▶ _GIVEN EXERCISE_: Take each line that has the word "onboarding" and return it.
****
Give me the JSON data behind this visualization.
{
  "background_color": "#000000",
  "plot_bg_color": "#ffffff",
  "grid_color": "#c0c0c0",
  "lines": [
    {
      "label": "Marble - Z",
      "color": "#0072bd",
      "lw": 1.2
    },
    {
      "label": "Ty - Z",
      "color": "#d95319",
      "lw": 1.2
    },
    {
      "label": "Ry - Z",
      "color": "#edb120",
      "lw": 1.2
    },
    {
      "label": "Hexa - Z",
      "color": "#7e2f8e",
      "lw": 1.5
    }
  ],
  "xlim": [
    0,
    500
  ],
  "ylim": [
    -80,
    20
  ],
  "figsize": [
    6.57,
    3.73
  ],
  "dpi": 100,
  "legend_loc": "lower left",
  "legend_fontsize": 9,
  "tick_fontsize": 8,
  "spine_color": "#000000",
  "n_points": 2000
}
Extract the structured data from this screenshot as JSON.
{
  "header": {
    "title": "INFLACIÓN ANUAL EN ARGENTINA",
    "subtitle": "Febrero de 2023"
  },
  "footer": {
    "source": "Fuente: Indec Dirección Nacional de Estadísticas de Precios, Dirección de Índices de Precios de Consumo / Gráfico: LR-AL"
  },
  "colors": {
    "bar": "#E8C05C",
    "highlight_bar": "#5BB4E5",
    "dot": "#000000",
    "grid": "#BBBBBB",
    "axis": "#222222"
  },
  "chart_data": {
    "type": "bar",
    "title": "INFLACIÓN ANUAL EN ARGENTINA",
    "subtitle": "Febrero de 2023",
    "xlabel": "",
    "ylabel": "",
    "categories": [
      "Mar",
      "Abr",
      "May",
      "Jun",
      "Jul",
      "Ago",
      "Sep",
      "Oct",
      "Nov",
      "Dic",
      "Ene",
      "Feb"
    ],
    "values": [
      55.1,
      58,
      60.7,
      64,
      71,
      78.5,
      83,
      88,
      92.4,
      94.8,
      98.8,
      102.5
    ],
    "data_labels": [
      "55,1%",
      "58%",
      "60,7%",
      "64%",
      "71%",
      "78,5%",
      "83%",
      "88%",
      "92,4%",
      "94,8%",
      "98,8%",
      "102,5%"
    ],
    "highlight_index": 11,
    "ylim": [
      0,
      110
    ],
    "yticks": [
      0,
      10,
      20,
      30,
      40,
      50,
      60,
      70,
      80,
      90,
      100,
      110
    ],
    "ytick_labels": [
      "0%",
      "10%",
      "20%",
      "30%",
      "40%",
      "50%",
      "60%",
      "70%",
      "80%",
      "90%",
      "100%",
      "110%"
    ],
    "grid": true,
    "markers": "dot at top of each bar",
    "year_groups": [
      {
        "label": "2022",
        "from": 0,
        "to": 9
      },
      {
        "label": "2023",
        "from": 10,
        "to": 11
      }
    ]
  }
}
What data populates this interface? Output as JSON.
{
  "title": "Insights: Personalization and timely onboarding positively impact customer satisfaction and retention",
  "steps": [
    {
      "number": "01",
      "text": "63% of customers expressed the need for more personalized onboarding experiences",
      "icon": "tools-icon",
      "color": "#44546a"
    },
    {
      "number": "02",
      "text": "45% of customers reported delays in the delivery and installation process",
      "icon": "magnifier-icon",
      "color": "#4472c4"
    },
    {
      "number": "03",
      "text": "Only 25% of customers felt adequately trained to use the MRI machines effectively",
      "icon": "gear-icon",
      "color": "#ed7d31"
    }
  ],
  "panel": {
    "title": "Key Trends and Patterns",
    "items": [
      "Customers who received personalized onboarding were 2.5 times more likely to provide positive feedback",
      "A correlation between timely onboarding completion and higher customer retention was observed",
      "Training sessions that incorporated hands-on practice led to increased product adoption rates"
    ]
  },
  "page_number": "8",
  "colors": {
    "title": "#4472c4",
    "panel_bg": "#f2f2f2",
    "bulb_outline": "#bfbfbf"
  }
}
****
▶ _TASK SOLUTION_:
  "title": "Insights: Personalization and timely onboarding positively impact customer satisfaction and retention",
      "text": "63% of customers expressed the need for more personalized onboarding experiences",
      "Customers who received personalized onboarding were 2.5 times more likely to provide positive feedback",
      "A correlation between timely onboarding completion and higher customer retention was observed",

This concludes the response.